_Listed entries:_
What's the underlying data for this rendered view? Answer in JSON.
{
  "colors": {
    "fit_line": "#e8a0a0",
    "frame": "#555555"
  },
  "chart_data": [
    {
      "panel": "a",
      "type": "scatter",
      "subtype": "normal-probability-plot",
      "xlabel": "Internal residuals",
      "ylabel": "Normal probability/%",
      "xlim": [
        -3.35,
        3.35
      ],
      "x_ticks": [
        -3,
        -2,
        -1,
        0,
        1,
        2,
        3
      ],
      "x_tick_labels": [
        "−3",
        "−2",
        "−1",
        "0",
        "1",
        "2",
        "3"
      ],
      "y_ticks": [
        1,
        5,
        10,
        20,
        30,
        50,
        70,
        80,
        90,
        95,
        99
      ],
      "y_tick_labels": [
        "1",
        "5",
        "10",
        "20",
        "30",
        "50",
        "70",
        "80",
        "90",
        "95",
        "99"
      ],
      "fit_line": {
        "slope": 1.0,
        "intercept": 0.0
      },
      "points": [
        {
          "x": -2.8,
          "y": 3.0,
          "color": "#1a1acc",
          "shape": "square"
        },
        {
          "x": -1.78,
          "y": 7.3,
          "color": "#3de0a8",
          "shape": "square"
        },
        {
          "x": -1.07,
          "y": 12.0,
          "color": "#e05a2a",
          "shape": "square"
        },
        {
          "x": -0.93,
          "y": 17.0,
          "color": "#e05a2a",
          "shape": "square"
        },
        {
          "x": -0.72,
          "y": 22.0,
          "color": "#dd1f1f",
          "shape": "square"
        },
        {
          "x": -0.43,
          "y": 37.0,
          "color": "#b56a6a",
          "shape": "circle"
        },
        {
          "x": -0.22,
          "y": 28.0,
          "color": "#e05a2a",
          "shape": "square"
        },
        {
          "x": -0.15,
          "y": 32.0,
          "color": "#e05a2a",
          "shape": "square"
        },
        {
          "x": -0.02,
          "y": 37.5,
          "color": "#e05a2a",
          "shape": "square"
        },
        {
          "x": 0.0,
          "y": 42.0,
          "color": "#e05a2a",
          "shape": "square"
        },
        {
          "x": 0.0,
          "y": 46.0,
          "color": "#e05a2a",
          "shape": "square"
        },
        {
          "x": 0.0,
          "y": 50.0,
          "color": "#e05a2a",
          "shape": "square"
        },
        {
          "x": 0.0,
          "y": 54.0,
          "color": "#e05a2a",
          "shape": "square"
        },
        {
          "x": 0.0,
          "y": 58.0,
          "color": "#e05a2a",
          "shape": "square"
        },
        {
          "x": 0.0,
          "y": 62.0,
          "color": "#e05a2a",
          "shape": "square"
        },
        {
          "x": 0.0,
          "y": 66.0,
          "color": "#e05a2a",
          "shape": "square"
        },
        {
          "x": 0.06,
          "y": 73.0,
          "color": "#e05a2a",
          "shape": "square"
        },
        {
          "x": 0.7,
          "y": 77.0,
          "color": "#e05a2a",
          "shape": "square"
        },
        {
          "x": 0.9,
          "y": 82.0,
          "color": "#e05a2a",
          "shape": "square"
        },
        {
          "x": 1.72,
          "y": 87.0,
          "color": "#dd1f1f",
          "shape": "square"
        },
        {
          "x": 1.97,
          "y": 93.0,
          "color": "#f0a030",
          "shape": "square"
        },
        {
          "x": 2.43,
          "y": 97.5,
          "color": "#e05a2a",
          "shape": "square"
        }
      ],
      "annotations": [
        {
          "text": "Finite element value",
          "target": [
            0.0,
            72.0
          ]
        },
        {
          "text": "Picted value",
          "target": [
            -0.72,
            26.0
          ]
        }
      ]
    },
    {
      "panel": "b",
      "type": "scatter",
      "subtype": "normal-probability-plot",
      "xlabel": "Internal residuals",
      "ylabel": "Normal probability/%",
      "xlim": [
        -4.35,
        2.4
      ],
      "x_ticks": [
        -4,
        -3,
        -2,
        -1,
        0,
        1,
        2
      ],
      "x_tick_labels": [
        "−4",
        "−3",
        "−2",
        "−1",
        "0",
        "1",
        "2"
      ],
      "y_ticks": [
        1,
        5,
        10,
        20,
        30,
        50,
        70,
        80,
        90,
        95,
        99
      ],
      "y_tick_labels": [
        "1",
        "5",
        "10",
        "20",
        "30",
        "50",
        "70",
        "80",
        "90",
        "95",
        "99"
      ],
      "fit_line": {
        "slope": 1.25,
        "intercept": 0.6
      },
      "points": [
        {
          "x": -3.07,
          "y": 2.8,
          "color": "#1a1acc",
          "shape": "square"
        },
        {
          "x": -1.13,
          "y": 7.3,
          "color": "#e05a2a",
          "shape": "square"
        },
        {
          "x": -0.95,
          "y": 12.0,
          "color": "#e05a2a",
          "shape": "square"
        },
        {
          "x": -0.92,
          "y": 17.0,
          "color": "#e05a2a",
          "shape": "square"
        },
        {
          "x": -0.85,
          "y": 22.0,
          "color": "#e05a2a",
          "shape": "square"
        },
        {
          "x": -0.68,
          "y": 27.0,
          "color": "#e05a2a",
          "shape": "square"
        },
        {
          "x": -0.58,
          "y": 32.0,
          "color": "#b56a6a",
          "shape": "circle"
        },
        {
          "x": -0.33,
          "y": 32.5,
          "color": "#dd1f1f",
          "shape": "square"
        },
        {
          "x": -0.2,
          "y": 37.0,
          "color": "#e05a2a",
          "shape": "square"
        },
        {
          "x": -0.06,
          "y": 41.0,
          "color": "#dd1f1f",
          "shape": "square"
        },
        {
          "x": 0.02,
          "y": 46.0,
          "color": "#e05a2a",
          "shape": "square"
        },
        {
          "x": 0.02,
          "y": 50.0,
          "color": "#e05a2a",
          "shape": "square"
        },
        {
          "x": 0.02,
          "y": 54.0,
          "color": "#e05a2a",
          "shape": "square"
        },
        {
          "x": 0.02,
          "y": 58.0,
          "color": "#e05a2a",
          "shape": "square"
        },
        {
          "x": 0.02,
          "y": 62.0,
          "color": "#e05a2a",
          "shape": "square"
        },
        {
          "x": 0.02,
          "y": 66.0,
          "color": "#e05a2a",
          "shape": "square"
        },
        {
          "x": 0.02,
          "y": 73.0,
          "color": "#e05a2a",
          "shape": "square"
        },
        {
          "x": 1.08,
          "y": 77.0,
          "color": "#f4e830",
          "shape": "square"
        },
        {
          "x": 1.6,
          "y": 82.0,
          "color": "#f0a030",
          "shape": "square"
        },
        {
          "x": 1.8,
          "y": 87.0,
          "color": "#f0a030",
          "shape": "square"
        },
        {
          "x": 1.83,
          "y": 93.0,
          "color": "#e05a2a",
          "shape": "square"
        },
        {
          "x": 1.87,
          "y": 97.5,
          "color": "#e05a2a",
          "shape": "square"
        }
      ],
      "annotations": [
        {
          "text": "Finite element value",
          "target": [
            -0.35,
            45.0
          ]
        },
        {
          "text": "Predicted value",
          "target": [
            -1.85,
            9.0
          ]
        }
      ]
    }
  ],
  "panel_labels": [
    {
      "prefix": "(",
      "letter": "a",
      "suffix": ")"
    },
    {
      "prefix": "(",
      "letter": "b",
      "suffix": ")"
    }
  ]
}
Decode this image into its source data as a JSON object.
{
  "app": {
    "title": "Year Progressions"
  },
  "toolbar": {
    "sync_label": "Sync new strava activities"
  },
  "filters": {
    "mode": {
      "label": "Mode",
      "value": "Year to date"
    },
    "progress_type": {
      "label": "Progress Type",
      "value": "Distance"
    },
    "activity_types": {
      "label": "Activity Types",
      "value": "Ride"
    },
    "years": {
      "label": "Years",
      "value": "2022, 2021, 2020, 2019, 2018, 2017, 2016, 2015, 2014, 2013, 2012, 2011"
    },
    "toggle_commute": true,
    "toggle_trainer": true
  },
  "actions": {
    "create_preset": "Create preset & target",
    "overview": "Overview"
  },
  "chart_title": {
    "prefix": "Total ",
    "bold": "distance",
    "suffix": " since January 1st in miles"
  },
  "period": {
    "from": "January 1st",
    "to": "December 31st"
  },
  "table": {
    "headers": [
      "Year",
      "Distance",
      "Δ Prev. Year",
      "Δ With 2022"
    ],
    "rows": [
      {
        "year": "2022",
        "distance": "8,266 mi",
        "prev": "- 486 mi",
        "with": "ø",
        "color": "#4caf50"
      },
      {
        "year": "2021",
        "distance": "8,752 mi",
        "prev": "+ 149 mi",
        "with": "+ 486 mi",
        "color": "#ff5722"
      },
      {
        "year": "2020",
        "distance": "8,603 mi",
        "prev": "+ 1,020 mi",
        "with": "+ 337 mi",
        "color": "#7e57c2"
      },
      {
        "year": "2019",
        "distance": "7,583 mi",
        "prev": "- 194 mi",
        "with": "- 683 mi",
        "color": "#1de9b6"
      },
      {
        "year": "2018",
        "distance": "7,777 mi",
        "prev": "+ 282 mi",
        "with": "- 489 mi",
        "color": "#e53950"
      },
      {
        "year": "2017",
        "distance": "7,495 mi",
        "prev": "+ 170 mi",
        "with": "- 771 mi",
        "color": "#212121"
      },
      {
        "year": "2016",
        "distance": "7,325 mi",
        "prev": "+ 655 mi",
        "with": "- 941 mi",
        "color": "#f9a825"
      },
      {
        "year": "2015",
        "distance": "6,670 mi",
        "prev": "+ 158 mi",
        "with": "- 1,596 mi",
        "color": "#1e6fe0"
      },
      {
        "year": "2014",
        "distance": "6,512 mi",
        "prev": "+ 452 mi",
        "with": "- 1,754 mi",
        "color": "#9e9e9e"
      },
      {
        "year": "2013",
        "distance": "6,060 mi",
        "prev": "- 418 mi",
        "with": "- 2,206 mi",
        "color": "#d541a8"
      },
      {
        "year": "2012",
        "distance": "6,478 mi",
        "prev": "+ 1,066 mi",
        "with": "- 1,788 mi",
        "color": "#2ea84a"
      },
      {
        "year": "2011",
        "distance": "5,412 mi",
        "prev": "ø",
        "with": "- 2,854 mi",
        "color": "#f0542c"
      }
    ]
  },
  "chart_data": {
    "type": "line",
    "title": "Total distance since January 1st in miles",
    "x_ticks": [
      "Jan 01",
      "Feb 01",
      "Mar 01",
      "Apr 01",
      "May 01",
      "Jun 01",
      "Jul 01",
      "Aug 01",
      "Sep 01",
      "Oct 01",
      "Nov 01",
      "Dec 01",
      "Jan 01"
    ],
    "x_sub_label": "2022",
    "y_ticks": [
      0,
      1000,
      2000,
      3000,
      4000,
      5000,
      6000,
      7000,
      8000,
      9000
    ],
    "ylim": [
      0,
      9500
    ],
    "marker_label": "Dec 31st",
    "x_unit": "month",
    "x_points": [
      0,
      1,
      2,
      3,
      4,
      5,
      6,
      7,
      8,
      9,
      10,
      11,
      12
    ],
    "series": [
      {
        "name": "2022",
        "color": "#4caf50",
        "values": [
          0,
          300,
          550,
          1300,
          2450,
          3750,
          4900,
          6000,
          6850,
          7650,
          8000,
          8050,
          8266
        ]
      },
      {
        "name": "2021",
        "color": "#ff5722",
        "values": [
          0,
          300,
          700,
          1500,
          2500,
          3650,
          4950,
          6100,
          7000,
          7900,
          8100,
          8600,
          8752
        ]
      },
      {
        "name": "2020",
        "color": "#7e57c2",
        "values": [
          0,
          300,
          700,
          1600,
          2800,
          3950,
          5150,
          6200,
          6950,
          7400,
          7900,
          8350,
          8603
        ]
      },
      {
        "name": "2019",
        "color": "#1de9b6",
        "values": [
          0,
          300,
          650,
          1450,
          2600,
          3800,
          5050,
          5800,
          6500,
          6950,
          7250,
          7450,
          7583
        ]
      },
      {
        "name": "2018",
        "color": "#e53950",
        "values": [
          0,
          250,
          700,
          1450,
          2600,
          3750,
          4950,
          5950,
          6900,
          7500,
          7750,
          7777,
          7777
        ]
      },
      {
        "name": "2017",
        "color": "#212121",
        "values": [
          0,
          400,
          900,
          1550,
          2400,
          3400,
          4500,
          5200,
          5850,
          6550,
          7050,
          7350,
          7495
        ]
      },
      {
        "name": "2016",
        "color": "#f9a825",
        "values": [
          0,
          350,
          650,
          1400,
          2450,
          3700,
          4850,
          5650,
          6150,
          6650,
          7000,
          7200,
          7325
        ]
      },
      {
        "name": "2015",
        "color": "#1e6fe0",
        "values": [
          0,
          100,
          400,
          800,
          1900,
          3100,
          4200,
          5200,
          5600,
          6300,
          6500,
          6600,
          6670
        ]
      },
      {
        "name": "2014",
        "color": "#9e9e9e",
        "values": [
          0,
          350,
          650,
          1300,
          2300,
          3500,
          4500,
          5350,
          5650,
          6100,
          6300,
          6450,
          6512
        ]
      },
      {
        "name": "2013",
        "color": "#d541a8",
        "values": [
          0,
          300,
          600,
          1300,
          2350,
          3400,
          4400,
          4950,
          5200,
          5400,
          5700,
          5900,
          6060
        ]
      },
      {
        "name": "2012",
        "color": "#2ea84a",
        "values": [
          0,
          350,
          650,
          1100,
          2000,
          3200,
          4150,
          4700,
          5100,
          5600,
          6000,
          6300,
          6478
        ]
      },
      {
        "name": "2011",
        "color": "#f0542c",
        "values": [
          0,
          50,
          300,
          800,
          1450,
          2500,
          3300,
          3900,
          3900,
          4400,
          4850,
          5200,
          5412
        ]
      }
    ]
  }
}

_Short problem:_ Out of the records, collect only those lines that contain the string "true".

_Answer:_
    "toggle_commute": true,
    "toggle_trainer": true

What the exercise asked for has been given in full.